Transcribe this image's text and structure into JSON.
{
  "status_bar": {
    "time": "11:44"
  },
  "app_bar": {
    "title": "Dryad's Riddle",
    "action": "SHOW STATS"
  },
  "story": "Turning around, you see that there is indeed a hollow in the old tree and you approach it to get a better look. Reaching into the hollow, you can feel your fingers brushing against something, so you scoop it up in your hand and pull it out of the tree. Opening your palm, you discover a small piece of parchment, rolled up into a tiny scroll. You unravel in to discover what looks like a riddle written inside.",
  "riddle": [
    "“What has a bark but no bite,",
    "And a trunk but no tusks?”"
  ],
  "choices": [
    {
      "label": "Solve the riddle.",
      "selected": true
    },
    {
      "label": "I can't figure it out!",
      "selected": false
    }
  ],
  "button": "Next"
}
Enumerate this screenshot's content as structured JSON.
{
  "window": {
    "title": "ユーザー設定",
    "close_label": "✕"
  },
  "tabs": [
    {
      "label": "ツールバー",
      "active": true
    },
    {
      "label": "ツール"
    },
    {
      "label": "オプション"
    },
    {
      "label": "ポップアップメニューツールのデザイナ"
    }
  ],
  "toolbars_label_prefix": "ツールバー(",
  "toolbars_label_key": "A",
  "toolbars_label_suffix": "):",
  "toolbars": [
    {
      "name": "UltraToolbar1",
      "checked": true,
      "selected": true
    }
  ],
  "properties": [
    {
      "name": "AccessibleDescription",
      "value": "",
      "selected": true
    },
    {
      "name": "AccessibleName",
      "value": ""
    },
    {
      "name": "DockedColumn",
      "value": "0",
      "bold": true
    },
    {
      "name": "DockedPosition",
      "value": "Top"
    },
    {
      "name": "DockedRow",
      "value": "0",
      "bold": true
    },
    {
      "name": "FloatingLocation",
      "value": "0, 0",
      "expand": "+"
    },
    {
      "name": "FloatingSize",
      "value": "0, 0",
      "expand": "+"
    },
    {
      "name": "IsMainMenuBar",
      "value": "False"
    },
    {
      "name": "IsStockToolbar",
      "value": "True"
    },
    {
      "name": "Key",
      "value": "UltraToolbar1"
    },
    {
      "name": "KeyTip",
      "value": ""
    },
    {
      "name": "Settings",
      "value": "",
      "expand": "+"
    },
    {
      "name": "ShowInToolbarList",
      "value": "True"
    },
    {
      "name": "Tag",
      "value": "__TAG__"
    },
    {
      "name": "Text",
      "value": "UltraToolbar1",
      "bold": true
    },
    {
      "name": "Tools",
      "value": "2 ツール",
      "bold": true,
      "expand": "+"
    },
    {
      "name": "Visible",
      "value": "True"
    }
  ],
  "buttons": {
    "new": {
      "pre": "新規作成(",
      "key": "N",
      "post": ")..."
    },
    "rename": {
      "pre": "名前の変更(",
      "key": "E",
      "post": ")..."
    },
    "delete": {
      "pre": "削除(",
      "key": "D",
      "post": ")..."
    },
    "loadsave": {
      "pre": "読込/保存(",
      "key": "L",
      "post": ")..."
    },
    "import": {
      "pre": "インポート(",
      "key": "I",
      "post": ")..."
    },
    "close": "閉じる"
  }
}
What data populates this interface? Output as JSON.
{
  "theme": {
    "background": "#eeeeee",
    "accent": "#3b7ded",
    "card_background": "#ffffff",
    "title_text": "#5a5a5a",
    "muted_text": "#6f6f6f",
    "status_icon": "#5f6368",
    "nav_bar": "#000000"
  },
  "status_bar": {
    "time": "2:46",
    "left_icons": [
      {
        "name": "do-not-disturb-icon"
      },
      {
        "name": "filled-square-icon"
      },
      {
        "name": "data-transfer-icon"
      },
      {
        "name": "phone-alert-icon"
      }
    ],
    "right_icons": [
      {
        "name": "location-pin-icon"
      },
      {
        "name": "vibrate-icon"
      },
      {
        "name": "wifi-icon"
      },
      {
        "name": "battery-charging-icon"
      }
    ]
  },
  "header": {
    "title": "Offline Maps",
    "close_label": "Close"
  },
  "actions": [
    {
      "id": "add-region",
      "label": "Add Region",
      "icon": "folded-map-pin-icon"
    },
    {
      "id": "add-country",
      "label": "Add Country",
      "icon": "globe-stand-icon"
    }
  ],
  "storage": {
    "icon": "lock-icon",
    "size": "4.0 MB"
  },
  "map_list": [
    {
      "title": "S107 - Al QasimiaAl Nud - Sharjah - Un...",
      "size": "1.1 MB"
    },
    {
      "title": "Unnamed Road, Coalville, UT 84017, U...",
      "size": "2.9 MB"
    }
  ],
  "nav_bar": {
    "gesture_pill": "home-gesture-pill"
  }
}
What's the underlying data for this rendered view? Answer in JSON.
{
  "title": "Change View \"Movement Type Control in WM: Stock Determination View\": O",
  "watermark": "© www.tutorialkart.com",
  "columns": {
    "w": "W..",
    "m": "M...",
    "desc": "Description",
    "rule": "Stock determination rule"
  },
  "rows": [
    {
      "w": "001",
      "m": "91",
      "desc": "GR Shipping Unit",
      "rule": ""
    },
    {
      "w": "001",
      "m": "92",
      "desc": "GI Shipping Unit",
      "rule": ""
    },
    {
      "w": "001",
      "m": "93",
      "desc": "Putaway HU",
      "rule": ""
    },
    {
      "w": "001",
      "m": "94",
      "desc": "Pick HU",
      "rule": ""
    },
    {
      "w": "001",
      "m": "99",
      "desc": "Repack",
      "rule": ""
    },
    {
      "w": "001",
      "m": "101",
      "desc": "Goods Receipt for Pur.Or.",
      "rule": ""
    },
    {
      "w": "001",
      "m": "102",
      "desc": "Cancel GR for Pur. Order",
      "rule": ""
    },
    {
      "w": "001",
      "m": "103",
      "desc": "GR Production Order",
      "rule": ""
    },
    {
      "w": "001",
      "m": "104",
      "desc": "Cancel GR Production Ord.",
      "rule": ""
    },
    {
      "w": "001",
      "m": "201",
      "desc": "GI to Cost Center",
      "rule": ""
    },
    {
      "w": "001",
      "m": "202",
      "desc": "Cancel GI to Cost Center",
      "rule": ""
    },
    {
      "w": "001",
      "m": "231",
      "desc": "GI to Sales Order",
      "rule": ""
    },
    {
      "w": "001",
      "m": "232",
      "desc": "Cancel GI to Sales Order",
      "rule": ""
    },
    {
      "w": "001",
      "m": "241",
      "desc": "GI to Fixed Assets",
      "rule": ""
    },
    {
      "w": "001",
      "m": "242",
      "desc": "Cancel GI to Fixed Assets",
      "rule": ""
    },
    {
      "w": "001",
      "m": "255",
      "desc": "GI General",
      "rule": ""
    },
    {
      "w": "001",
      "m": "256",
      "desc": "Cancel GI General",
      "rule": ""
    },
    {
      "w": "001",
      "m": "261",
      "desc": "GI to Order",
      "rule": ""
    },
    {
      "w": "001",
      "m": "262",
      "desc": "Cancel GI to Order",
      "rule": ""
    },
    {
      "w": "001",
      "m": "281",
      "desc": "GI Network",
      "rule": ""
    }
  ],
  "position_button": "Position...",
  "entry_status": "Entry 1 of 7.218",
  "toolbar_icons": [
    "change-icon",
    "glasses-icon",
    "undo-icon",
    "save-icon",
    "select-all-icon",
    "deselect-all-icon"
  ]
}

=====

The entries above must be returned in full, exactly as shown.

Exercise result:
Transcribe this image's text and structure into JSON.
{
  "status_bar": {
    "time": "11:44"
  },
  "app_bar": {
    "title": "Dryad's Riddle",
    "action": "SHOW STATS"
  },
  "story": "Turning around, you see that there is indeed a hollow in the old tree and you approach it to get a better look. Reaching into the hollow, you can feel your fingers brushing against something, so you scoop it up in your hand and pull it out of the tree. Opening your palm, you discover a small piece of parchment, rolled up into a tiny scroll. You unravel in to discover what looks like a riddle written inside.",
  "riddle": [
    "“What has a bark but no bite,",
    "And a trunk but no tusks?”"
  ],
  "choices": [
    {
      "label": "Solve the riddle.",
      "selected": true
    },
    {
      "label": "I can't figure it out!",
      "selected": false
    }
  ],
  "button": "Next"
}
Enumerate this screenshot's content as structured JSON.
{
  "window": {
    "title": "ユーザー設定",
    "close_label": "✕"
  },
  "tabs": [
    {
      "label": "ツールバー",
      "active": true
    },
    {
      "label": "ツール"
    },
    {
      "label": "オプション"
    },
    {
      "label": "ポップアップメニューツールのデザイナ"
    }
  ],
  "toolbars_label_prefix": "ツールバー(",
  "toolbars_label_key": "A",
  "toolbars_label_suffix": "):",
  "toolbars": [
    {
      "name": "UltraToolbar1",
      "checked": true,
      "selected": true
    }
  ],
  "properties": [
    {
      "name": "AccessibleDescription",
      "value": "",
      "selected": true
    },
    {
      "name": "AccessibleName",
      "value": ""
    },
    {
      "name": "DockedColumn",
      "value": "0",
      "bold": true
    },
    {
      "name": "DockedPosition",
      "value": "Top"
    },
    {
      "name": "DockedRow",
      "value": "0",
      "bold": true
    },
    {
      "name": "FloatingLocation",
      "value": "0, 0",
      "expand": "+"
    },
    {
      "name": "FloatingSize",
      "value": "0, 0",
      "expand": "+"
    },
    {
      "name": "IsMainMenuBar",
      "value": "False"
    },
    {
      "name": "IsStockToolbar",
      "value": "True"
    },
    {
      "name": "Key",
      "value": "UltraToolbar1"
    },
    {
      "name": "KeyTip",
      "value": ""
    },
    {
      "name": "Settings",
      "value": "",
      "expand": "+"
    },
    {
      "name": "ShowInToolbarList",
      "value": "True"
    },
    {
      "name": "Tag",
      "value": "__TAG__"
    },
    {
      "name": "Text",
      "value": "UltraToolbar1",
      "bold": true
    },
    {
      "name": "Tools",
      "value": "2 ツール",
      "bold": true,
      "expand": "+"
    },
    {
      "name": "Visible",
      "value": "True"
    }
  ],
  "buttons": {
    "new": {
      "pre": "新規作成(",
      "key": "N",
      "post": ")..."
    },
    "rename": {
      "pre": "名前の変更(",
      "key": "E",
      "post": ")..."
    },
    "delete": {
      "pre": "削除(",
      "key": "D",
      "post": ")..."
    },
    "loadsave": {
      "pre": "読込/保存(",
      "key": "L",
      "post": ")..."
    },
    "import": {
      "pre": "インポート(",
      "key": "I",
      "post": ")..."
    },
    "close": "閉じる"
  }
}
What data populates this interface? Output as JSON.
{
  "theme": {
    "background": "#eeeeee",
    "accent": "#3b7ded",
    "card_background": "#ffffff",
    "title_text": "#5a5a5a",
    "muted_text": "#6f6f6f",
    "status_icon": "#5f6368",
    "nav_bar": "#000000"
  },
  "status_bar": {
    "time": "2:46",
    "left_icons": [
      {
        "name": "do-not-disturb-icon"
      },
      {
        "name": "filled-square-icon"
      },
      {
        "name": "data-transfer-icon"
      },
      {
        "name": "phone-alert-icon"
      }
    ],
    "right_icons": [
      {
        "name": "location-pin-icon"
      },
      {
        "name": "vibrate-icon"
      },
      {
        "name": "wifi-icon"
      },
      {
        "name": "battery-charging-icon"
      }
    ]
  },
  "header": {
    "title": "Offline Maps",
    "close_label": "Close"
  },
  "actions": [
    {
      "id": "add-region",
      "label": "Add Region",
      "icon": "folded-map-pin-icon"
    },
    {
      "id": "add-country",
      "label": "Add Country",
      "icon": "globe-stand-icon"
    }
  ],
  "storage": {
    "icon": "lock-icon",
    "size": "4.0 MB"
  },
  "map_list": [
    {
      "title": "S107 - Al QasimiaAl Nud - Sharjah - Un...",
      "size": "1.1 MB"
    },
    {
      "title": "Unnamed Road, Coalville, UT 84017, U...",
      "size": "2.9 MB"
    }
  ],
  "nav_bar": {
    "gesture_pill": "home-gesture-pill"
  }
}
What's the underlying data for this rendered view? Answer in JSON.
{
  "title": "Change View \"Movement Type Control in WM: Stock Determination View\": O",
  "watermark": "© www.tutorialkart.com",
  "columns": {
    "w": "W..",
    "m": "M...",
    "desc": "Description",
    "rule": "Stock determination rule"
  },
  "rows": [
    {
      "w": "001",
      "m": "91",
      "desc": "GR Shipping Unit",
      "rule": ""
    },
    {
      "w": "001",
      "m": "92",
      "desc": "GI Shipping Unit",
      "rule": ""
    },
    {
      "w": "001",
      "m": "93",
      "desc": "Putaway HU",
      "rule": ""
    },
    {
      "w": "001",
      "m": "94",
      "desc": "Pick HU",
      "rule": ""
    },
    {
      "w": "001",
      "m": "99",
      "desc": "Repack",
      "rule": ""
    },
    {
      "w": "001",
      "m": "101",
      "desc": "Goods Receipt for Pur.Or.",
      "rule": ""
    },
    {
      "w": "001",
      "m": "102",
      "desc": "Cancel GR for Pur. Order",
      "rule": ""
    },
    {
      "w": "001",
      "m": "103",
      "desc": "GR Production Order",
      "rule": ""
    },
    {
      "w": "001",
      "m": "104",
      "desc": "Cancel GR Production Ord.",
      "rule": ""
    },
    {
      "w": "001",
      "m": "201",
      "desc": "GI to Cost Center",
      "rule": ""
    },
    {
      "w": "001",
      "m": "202",
      "desc": "Cancel GI to Cost Center",
      "rule": ""
    },
    {
      "w": "001",
      "m": "231",
      "desc": "GI to Sales Order",
      "rule": ""
    },
    {
      "w": "001",
      "m": "232",
      "desc": "Cancel GI to Sales Order",
      "rule": ""
    },
    {
      "w": "001",
      "m": "241",
      "desc": "GI to Fixed Assets",
      "rule": ""
    },
    {
      "w": "001",
      "m": "242",
      "desc": "Cancel GI to Fixed Assets",
      "rule": ""
    },
    {
      "w": "001",
      "m": "255",
      "desc": "GI General",
      "rule": ""
    },
    {
      "w": "001",
      "m": "256",
      "desc": "Cancel GI General",
      "rule": ""
    },
    {
      "w": "001",
      "m": "261",
      "desc": "GI to Order",
      "rule": ""
    },
    {
      "w": "001",
      "m": "262",
      "desc": "Cancel GI to Order",
      "rule": ""
    },
    {
      "w": "001",
      "m": "281",
      "desc": "GI Network",
      "rule": ""
    }
  ],
  "position_button": "Position...",
  "entry_status": "Entry 1 of 7.218",
  "toolbar_icons": [
    "change-icon",
    "glasses-icon",
    "undo-icon",
    "save-icon",
    "select-all-icon",
    "deselect-all-icon"
  ]
}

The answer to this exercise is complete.